**Requirement:** Present each line of the entries below that holds the word "America".

"""

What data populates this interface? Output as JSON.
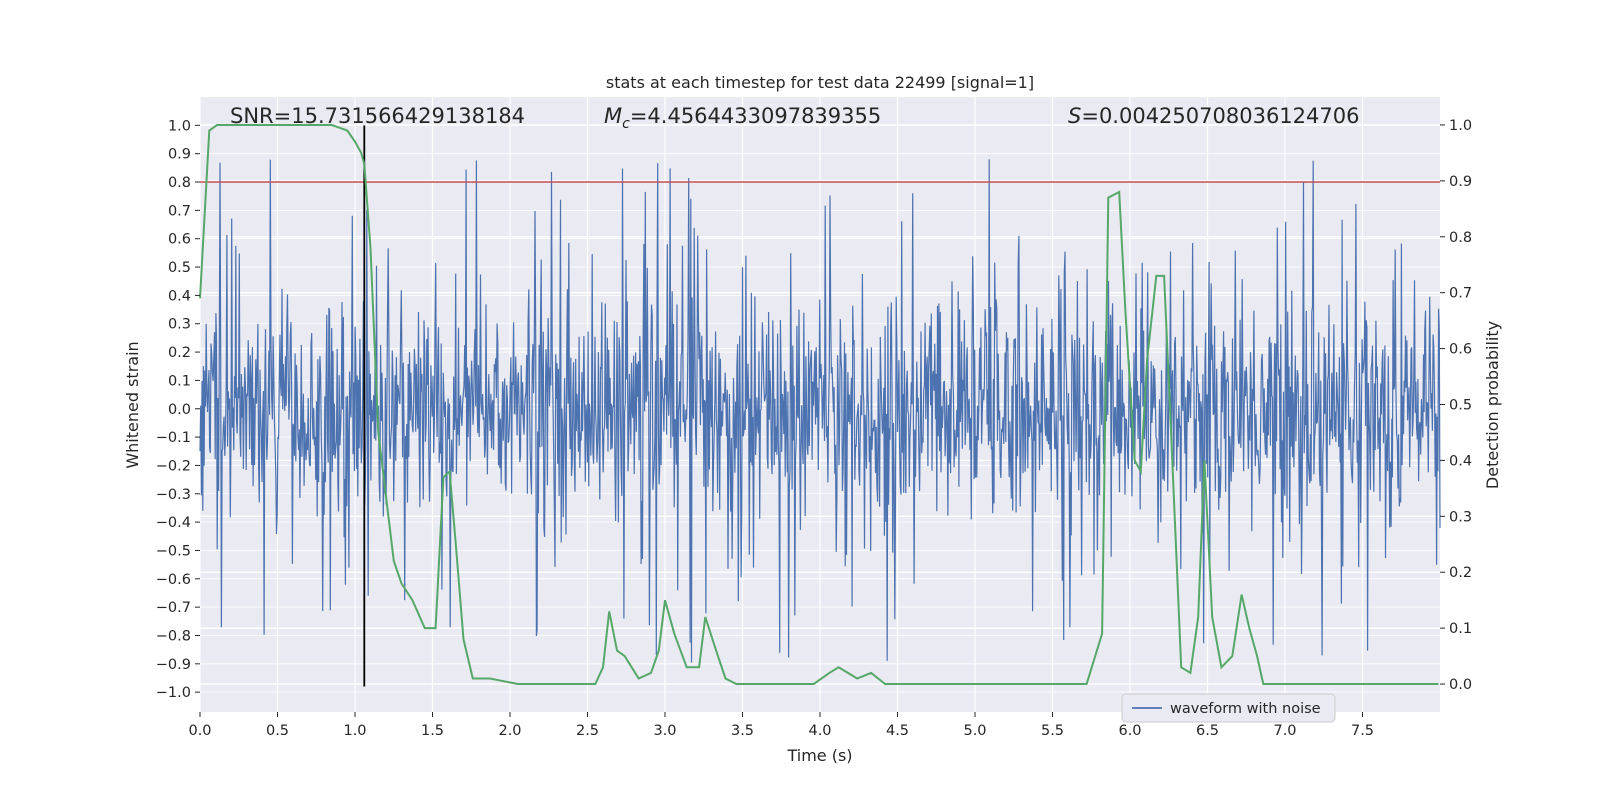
{
  "chart_data": {
    "type": "line",
    "title": "stats at each timestep for test data 22499 [signal=1]",
    "xlabel": "Time (s)",
    "ylabel_left": "Whitened strain",
    "ylabel_right": "Detection probability",
    "xlim": [
      0,
      8.0
    ],
    "ylim_left": [
      -1.07,
      1.1
    ],
    "ylim_right": [
      -0.05,
      1.05
    ],
    "grid": true,
    "x_ticks": [
      0.0,
      0.5,
      1.0,
      1.5,
      2.0,
      2.5,
      3.0,
      3.5,
      4.0,
      4.5,
      5.0,
      5.5,
      6.0,
      6.5,
      7.0,
      7.5
    ],
    "x_tick_labels": [
      "0.0",
      "0.5",
      "1.0",
      "1.5",
      "2.0",
      "2.5",
      "3.0",
      "3.5",
      "4.0",
      "4.5",
      "5.0",
      "5.5",
      "6.0",
      "6.5",
      "7.0",
      "7.5"
    ],
    "y_left_ticks": [
      -1.0,
      -0.9,
      -0.8,
      -0.7,
      -0.6,
      -0.5,
      -0.4,
      -0.3,
      -0.2,
      -0.1,
      0.0,
      0.1,
      0.2,
      0.3,
      0.4,
      0.5,
      0.6,
      0.7,
      0.8,
      0.9,
      1.0
    ],
    "y_left_tick_labels": [
      "−1.0",
      "−0.9",
      "−0.8",
      "−0.7",
      "−0.6",
      "−0.5",
      "−0.4",
      "−0.3",
      "−0.2",
      "−0.1",
      "0.0",
      "0.1",
      "0.2",
      "0.3",
      "0.4",
      "0.5",
      "0.6",
      "0.7",
      "0.8",
      "0.9",
      "1.0"
    ],
    "y_right_ticks": [
      0.0,
      0.1,
      0.2,
      0.3,
      0.4,
      0.5,
      0.6,
      0.7,
      0.8,
      0.9,
      1.0
    ],
    "y_right_tick_labels": [
      "0.0",
      "0.1",
      "0.2",
      "0.3",
      "0.4",
      "0.5",
      "0.6",
      "0.7",
      "0.8",
      "0.9",
      "1.0"
    ],
    "annotations": {
      "snr_label": "SNR=15.731566429138184",
      "mc_symbol": "M",
      "mc_subscript": "c",
      "mc_value": "=4.4564433097839355",
      "s_symbol": "S",
      "s_value": "=0.004250708036124706"
    },
    "legend": {
      "position": "lower-center-right",
      "entries": [
        "waveform with noise"
      ]
    },
    "threshold_line": {
      "axis": "left",
      "y": 0.8,
      "color": "#c44e52"
    },
    "event_marker": {
      "x": 1.06,
      "y_range": [
        -0.98,
        1.0
      ],
      "color": "#000000"
    },
    "waveform": {
      "name": "waveform with noise",
      "color": "#4c72b0",
      "axis": "left",
      "duration_s": 8.0,
      "samples": 1800,
      "envelope_core": 0.32,
      "peak_max": 1.0,
      "trough_min": -0.98
    },
    "detection_probability": {
      "name": "detection probability",
      "color": "#55a868",
      "axis": "right",
      "x": [
        0.0,
        0.06,
        0.11,
        0.2,
        0.3,
        0.5,
        0.7,
        0.85,
        0.95,
        1.0,
        1.04,
        1.06,
        1.1,
        1.15,
        1.25,
        1.3,
        1.37,
        1.45,
        1.52,
        1.57,
        1.61,
        1.65,
        1.7,
        1.76,
        1.87,
        2.05,
        2.25,
        2.4,
        2.55,
        2.6,
        2.64,
        2.69,
        2.74,
        2.83,
        2.91,
        2.96,
        3.0,
        3.06,
        3.14,
        3.22,
        3.26,
        3.33,
        3.39,
        3.46,
        3.6,
        3.8,
        3.96,
        4.06,
        4.12,
        4.18,
        4.24,
        4.33,
        4.42,
        4.6,
        4.9,
        5.2,
        5.5,
        5.72,
        5.82,
        5.86,
        5.93,
        5.97,
        6.03,
        6.07,
        6.11,
        6.17,
        6.22,
        6.27,
        6.33,
        6.39,
        6.44,
        6.48,
        6.53,
        6.59,
        6.66,
        6.72,
        6.77,
        6.82,
        6.86,
        6.92,
        7.1,
        7.3,
        7.6,
        7.99
      ],
      "y": [
        0.69,
        0.99,
        1.0,
        1.0,
        1.0,
        1.0,
        1.0,
        1.0,
        0.99,
        0.97,
        0.95,
        0.93,
        0.78,
        0.45,
        0.22,
        0.18,
        0.15,
        0.1,
        0.1,
        0.37,
        0.38,
        0.25,
        0.08,
        0.01,
        0.01,
        0.0,
        0.0,
        0.0,
        0.0,
        0.03,
        0.13,
        0.06,
        0.05,
        0.01,
        0.02,
        0.06,
        0.15,
        0.09,
        0.03,
        0.03,
        0.12,
        0.06,
        0.01,
        0.0,
        0.0,
        0.0,
        0.0,
        0.02,
        0.03,
        0.02,
        0.01,
        0.02,
        0.0,
        0.0,
        0.0,
        0.0,
        0.0,
        0.0,
        0.09,
        0.87,
        0.88,
        0.67,
        0.4,
        0.38,
        0.58,
        0.73,
        0.73,
        0.42,
        0.03,
        0.02,
        0.12,
        0.4,
        0.12,
        0.03,
        0.05,
        0.16,
        0.1,
        0.05,
        0.0,
        0.0,
        0.0,
        0.0,
        0.0,
        0.0
      ]
    }
  }
}
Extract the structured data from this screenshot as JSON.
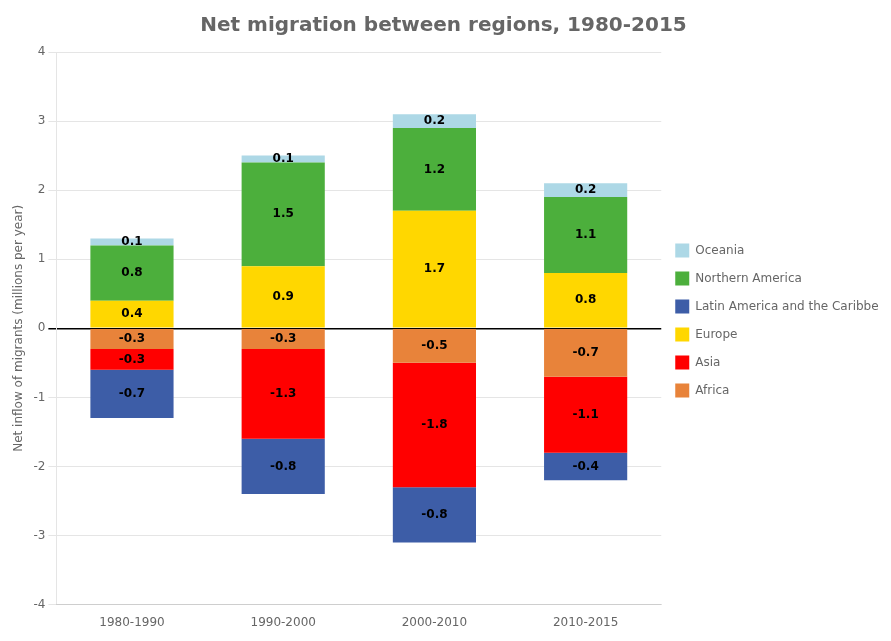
{
  "chart_data": {
    "type": "bar",
    "stacked": true,
    "title": "Net migration between regions, 1980-2015",
    "ylabel": "Net inflow of migrants (millions per year)",
    "categories": [
      "1980-1990",
      "1990-2000",
      "2000-2010",
      "2010-2015"
    ],
    "series": [
      {
        "name": "Oceania",
        "color": "#add8e6",
        "values": [
          0.1,
          0.1,
          0.2,
          0.2
        ]
      },
      {
        "name": "Northern America",
        "color": "#4caf3c",
        "values": [
          0.8,
          1.5,
          1.2,
          1.1
        ]
      },
      {
        "name": "Latin America and the Caribbean",
        "color": "#3D5DA7",
        "values": [
          -0.7,
          -0.8,
          -0.8,
          -0.4
        ]
      },
      {
        "name": "Europe",
        "color": "#FFD700",
        "values": [
          0.4,
          0.9,
          1.7,
          0.8
        ]
      },
      {
        "name": "Asia",
        "color": "#FF0000",
        "values": [
          -0.3,
          -1.3,
          -1.8,
          -1.1
        ]
      },
      {
        "name": "Africa",
        "color": "#E8833A",
        "values": [
          -0.3,
          -0.3,
          -0.5,
          -0.7
        ]
      }
    ],
    "ylim": [
      -4,
      4
    ],
    "yticks": [
      -4,
      -3,
      -2,
      -1,
      0,
      1,
      2,
      3,
      4
    ],
    "grid": true,
    "legend": "right",
    "data_labels": true
  }
}
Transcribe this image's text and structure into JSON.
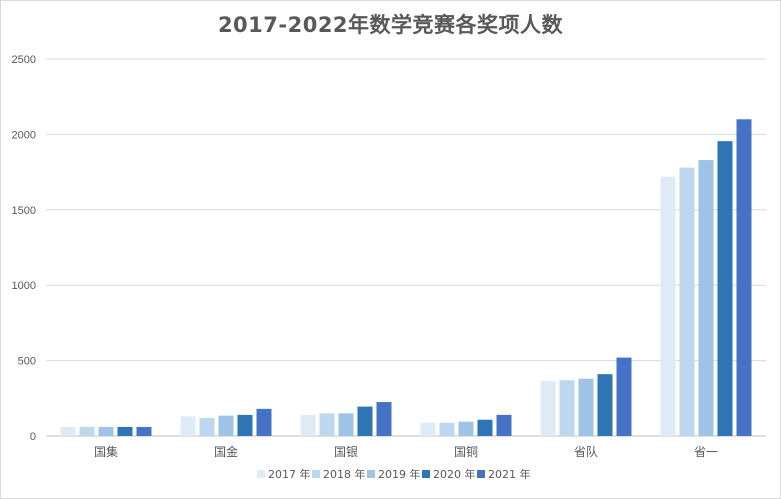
{
  "chart_data": {
    "type": "bar",
    "title": "2017-2022年数学竞赛各奖项人数",
    "xlabel": "",
    "ylabel": "",
    "ylim": [
      0,
      2500
    ],
    "yticks": [
      0,
      500,
      1000,
      1500,
      2000,
      2500
    ],
    "categories": [
      "国集",
      "国金",
      "国银",
      "国铜",
      "省队",
      "省一"
    ],
    "series": [
      {
        "name": "2017 年",
        "color": "#deebf7",
        "values": [
          60,
          130,
          140,
          88,
          365,
          1720
        ]
      },
      {
        "name": "2018 年",
        "color": "#bdd7ee",
        "values": [
          60,
          120,
          150,
          88,
          370,
          1780
        ]
      },
      {
        "name": "2019 年",
        "color": "#9dc3e6",
        "values": [
          60,
          135,
          150,
          95,
          380,
          1830
        ]
      },
      {
        "name": "2020 年",
        "color": "#2e75b6",
        "values": [
          60,
          140,
          195,
          108,
          410,
          1955
        ]
      },
      {
        "name": "2021 年",
        "color": "#4472c4",
        "values": [
          60,
          180,
          225,
          140,
          520,
          2100
        ]
      }
    ],
    "grid": true,
    "legend_position": "bottom"
  }
}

"""

**Exercise output:**
        "name": "Northern America",
        "name": "Latin America and the Caribbean",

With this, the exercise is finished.